GOAL OF THE EXERCISE =>
Put the entries below into a numbered list, starting with their first line and going on through the line that contains "- form-cell[interactable]: [538, 409, 556, 431]", with both of those lines included and any blank lines left out.

(Source data)
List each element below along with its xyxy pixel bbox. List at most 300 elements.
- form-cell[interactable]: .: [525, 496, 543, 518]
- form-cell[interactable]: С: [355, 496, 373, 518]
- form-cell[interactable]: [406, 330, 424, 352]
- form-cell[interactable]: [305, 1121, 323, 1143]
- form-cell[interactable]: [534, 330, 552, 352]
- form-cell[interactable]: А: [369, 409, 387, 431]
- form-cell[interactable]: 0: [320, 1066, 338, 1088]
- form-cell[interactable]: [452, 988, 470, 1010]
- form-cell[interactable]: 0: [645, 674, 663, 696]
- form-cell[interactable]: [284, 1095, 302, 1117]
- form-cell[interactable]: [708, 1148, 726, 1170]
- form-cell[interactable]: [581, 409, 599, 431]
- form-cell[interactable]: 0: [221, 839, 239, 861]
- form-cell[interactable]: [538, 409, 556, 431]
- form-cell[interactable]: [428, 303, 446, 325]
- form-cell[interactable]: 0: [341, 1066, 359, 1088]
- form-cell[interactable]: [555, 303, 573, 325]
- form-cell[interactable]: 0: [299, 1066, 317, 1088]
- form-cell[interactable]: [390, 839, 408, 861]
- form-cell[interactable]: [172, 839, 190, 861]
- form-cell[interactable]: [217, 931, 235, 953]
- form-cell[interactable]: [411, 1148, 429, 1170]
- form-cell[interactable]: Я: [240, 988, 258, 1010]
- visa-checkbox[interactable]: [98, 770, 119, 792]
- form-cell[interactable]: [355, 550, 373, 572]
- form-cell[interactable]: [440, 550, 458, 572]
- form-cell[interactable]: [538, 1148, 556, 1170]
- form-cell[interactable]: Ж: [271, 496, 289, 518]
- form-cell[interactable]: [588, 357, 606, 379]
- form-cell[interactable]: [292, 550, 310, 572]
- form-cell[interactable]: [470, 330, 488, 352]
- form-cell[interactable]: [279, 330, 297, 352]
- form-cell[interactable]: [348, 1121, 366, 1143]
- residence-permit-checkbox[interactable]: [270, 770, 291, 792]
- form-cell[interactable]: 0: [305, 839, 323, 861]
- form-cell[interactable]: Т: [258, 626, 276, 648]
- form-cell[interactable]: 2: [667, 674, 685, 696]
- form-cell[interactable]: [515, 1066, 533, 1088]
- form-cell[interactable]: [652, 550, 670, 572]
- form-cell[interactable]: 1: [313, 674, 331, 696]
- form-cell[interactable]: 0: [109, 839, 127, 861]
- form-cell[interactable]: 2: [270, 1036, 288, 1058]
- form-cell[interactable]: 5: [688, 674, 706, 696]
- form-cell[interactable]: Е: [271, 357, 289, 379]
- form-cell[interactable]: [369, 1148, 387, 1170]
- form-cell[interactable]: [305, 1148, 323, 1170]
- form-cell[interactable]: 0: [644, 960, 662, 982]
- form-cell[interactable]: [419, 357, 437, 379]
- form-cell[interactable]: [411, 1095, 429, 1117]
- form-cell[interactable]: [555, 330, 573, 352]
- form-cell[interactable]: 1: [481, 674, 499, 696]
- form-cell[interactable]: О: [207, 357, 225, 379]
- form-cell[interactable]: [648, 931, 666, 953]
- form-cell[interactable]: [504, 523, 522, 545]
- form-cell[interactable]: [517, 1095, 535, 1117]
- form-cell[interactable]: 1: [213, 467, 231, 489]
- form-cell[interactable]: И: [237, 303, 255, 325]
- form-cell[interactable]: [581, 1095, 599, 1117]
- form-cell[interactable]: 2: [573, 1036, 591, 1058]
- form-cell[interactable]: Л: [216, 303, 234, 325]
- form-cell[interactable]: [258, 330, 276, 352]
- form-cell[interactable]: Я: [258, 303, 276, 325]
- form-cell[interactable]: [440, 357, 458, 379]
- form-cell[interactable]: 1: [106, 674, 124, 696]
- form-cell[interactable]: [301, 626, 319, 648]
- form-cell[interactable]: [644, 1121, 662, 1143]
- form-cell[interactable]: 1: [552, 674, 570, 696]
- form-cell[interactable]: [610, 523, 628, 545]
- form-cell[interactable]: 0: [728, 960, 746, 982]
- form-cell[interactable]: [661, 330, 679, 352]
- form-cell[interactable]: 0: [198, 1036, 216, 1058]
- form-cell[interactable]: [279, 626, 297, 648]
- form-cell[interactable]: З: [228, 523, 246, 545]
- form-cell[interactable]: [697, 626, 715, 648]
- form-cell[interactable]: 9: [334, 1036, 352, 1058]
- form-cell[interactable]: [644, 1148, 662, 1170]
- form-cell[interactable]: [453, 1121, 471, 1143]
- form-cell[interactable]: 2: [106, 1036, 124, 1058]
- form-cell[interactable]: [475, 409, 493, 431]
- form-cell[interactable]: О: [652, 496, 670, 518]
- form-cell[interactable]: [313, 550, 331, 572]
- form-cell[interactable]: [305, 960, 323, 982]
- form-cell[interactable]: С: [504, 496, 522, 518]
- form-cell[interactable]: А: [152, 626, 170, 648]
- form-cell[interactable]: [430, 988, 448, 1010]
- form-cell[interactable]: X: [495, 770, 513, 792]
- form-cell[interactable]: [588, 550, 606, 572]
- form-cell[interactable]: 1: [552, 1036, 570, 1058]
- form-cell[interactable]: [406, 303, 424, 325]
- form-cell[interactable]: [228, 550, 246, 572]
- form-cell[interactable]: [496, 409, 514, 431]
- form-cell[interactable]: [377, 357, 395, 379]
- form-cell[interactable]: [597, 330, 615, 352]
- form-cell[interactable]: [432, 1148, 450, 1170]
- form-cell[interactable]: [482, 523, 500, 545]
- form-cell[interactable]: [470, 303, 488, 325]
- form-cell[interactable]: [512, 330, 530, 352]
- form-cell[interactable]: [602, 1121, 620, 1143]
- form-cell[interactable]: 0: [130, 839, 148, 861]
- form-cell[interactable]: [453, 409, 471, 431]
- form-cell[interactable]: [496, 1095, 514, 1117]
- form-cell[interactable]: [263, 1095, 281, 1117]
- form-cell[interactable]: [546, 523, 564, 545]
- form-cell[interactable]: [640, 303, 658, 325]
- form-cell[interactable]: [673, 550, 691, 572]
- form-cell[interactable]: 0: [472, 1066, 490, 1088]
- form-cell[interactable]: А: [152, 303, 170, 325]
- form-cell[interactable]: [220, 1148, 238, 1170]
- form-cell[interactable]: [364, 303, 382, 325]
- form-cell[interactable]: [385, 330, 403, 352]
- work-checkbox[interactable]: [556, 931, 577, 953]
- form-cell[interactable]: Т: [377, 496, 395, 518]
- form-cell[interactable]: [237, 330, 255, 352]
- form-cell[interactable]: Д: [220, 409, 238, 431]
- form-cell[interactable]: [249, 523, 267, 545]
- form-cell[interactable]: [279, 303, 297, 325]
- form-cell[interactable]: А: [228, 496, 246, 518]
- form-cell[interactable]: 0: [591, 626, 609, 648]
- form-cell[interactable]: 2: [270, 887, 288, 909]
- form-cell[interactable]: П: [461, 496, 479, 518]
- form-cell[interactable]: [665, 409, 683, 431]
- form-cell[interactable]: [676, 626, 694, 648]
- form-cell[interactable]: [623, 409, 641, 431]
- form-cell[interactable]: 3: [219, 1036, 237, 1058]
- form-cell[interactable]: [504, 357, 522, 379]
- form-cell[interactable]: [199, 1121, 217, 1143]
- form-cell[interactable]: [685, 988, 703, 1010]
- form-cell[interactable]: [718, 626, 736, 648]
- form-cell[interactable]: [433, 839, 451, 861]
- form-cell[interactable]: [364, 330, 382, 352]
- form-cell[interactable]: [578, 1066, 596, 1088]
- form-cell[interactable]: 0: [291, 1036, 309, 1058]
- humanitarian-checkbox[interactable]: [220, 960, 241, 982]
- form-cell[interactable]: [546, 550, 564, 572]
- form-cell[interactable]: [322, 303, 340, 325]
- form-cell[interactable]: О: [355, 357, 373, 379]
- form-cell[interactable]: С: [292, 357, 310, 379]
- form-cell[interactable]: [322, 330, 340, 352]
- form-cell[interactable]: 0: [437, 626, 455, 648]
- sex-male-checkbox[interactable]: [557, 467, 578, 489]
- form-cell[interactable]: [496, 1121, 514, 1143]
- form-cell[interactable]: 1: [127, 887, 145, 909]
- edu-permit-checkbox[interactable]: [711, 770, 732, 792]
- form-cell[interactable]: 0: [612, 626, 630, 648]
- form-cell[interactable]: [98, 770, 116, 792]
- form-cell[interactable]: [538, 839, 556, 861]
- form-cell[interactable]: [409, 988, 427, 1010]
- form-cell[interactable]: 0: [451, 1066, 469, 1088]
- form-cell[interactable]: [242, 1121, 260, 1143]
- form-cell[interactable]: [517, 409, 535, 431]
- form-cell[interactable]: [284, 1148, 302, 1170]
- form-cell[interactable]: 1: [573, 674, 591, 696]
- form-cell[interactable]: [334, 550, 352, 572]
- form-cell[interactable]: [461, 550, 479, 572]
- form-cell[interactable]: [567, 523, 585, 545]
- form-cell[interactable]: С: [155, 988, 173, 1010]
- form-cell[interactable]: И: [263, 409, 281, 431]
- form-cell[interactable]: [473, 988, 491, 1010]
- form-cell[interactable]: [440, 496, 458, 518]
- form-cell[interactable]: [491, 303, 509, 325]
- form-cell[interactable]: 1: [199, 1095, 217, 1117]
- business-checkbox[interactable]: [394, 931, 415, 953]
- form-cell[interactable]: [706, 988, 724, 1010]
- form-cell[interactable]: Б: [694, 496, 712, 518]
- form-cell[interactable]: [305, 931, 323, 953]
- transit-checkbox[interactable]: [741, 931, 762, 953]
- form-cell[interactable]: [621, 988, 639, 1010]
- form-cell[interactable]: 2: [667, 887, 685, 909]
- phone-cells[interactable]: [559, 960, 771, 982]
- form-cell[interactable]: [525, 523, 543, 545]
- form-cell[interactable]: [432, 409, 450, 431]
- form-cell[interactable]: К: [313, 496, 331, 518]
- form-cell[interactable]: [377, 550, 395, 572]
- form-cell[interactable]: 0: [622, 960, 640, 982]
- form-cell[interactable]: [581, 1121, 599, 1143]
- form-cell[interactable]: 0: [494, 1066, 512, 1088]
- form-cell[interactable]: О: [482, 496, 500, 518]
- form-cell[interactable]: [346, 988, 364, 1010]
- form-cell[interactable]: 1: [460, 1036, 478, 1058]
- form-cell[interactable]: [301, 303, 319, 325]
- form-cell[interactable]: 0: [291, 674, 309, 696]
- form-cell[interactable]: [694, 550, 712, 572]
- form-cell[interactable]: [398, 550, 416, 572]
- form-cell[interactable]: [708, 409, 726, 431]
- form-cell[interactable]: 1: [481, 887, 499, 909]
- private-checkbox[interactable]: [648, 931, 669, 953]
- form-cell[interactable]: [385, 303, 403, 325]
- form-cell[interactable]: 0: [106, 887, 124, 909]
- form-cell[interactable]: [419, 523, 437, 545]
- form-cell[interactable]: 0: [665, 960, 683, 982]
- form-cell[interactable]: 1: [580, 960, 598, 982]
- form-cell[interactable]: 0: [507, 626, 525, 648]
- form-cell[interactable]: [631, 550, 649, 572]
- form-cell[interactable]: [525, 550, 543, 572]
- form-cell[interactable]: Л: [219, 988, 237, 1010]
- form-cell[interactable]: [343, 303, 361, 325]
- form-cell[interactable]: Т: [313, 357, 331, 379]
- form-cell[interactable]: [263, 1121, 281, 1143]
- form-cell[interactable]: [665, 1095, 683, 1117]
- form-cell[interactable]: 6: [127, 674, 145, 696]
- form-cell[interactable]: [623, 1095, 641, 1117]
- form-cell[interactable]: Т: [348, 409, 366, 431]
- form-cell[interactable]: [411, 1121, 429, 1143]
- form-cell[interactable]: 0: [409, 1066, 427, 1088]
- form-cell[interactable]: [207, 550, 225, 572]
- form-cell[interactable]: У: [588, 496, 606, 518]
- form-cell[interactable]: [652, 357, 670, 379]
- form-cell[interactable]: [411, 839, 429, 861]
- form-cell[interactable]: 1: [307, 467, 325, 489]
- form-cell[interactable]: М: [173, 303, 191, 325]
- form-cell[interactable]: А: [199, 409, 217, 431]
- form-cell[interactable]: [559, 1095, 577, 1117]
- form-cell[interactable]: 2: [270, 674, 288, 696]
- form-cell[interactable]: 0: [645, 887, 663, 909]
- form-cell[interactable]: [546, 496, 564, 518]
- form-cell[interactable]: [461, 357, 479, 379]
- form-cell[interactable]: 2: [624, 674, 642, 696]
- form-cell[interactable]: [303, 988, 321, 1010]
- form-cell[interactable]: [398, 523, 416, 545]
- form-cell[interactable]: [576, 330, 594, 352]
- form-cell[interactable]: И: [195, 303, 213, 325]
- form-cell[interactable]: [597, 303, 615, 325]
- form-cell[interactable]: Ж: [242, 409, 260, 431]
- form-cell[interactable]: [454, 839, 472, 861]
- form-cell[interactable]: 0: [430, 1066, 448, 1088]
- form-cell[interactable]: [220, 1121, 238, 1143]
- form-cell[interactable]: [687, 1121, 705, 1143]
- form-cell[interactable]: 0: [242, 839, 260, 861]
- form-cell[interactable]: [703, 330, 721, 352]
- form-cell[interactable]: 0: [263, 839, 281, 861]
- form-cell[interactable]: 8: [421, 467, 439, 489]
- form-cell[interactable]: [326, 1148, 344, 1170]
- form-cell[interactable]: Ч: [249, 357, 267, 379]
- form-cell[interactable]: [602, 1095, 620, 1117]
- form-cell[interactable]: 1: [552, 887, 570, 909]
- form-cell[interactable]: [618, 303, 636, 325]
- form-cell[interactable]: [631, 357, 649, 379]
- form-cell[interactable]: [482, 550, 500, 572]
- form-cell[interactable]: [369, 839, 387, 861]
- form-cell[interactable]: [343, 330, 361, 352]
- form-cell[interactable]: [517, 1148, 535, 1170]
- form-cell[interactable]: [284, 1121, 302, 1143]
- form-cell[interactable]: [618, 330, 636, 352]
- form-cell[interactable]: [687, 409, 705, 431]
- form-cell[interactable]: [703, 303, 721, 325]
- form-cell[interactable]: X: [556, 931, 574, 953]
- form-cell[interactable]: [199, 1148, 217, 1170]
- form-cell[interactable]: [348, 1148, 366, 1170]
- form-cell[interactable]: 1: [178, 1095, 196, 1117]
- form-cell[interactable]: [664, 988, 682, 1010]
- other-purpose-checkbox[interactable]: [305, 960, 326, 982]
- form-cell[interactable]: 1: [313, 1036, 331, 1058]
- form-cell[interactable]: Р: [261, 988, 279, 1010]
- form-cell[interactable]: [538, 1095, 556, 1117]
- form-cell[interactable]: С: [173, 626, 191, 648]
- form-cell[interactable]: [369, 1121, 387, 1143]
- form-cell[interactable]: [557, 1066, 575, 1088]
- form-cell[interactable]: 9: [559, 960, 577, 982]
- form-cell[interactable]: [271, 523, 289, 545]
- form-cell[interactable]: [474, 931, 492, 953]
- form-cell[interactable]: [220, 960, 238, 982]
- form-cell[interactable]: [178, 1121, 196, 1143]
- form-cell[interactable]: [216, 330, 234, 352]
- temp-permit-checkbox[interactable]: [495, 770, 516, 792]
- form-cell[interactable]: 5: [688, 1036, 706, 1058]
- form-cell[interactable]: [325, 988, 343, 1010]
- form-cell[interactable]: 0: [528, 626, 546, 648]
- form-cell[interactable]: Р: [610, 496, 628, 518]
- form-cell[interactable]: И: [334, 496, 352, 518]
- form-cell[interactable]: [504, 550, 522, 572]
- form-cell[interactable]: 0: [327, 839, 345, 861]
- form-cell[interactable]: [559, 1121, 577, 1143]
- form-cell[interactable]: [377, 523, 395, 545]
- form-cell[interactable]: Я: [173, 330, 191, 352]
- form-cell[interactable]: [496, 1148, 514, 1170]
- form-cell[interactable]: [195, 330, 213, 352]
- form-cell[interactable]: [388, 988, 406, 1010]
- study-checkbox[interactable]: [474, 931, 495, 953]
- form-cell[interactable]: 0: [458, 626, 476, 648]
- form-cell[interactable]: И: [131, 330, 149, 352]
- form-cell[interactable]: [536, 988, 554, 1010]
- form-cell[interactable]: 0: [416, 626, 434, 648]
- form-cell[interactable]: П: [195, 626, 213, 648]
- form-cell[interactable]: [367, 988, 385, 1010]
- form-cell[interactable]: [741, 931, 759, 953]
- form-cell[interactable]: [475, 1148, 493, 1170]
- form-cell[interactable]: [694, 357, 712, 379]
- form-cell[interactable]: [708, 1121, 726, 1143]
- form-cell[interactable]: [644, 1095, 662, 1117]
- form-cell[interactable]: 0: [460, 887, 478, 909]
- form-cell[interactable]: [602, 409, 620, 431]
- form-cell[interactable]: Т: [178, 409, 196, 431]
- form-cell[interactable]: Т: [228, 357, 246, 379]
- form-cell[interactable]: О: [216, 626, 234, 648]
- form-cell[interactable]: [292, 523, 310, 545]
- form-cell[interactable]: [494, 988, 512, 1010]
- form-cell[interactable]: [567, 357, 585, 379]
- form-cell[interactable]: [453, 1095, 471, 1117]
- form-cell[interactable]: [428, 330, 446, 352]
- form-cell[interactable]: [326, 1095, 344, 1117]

CORRECT ANSWER =>
1. List each element below along with its xyxy pixel bbox. List at most 300 elements.
2. - form-cell[interactable]: .: [525, 496, 543, 518]
3. - form-cell[interactable]: С: [355, 496, 373, 518]
4. - form-cell[interactable]: [406, 330, 424, 352]
5. - form-cell[interactable]: [305, 1121, 323, 1143]
6. - form-cell[interactable]: [534, 330, 552, 352]
7. - form-cell[interactable]: А: [369, 409, 387, 431]
8. - form-cell[interactable]: 0: [320, 1066, 338, 1088]
9. - form-cell[interactable]: [452, 988, 470, 1010]
10. - form-cell[interactable]: 0: [645, 674, 663, 696]
11. - form-cell[interactable]: [284, 1095, 302, 1117]
12. - form-cell[interactable]: [708, 1148, 726, 1170]
13. - form-cell[interactable]: [581, 409, 599, 431]
14. - form-cell[interactable]: 0: [221, 839, 239, 861]
15. - form-cell[interactable]: [538, 409, 556, 431]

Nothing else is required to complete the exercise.